**WHAT YOU HAVE TO DO**
Reproduce the data below line for line, with no changes.
===== DATA IN THIS EXERCISE =====
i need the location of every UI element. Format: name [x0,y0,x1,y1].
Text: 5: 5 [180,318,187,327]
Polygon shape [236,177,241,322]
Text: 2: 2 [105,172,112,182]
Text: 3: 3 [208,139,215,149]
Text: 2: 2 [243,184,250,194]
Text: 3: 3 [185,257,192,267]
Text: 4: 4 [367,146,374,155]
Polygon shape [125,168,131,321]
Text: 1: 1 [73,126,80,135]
=====
**WRITTEN RESPONSE**
i need the location of every UI element. Format: name [x0,y0,x1,y1].
Text: 5: 5 [180,318,187,327]
Polygon shape [236,177,241,322]
Text: 2: 2 [105,172,112,182]
Text: 3: 3 [208,139,215,149]
Text: 2: 2 [243,184,250,194]
Text: 3: 3 [185,257,192,267]
Text: 4: 4 [367,146,374,155]
Polygon shape [125,168,131,321]
Text: 1: 1 [73,126,80,135]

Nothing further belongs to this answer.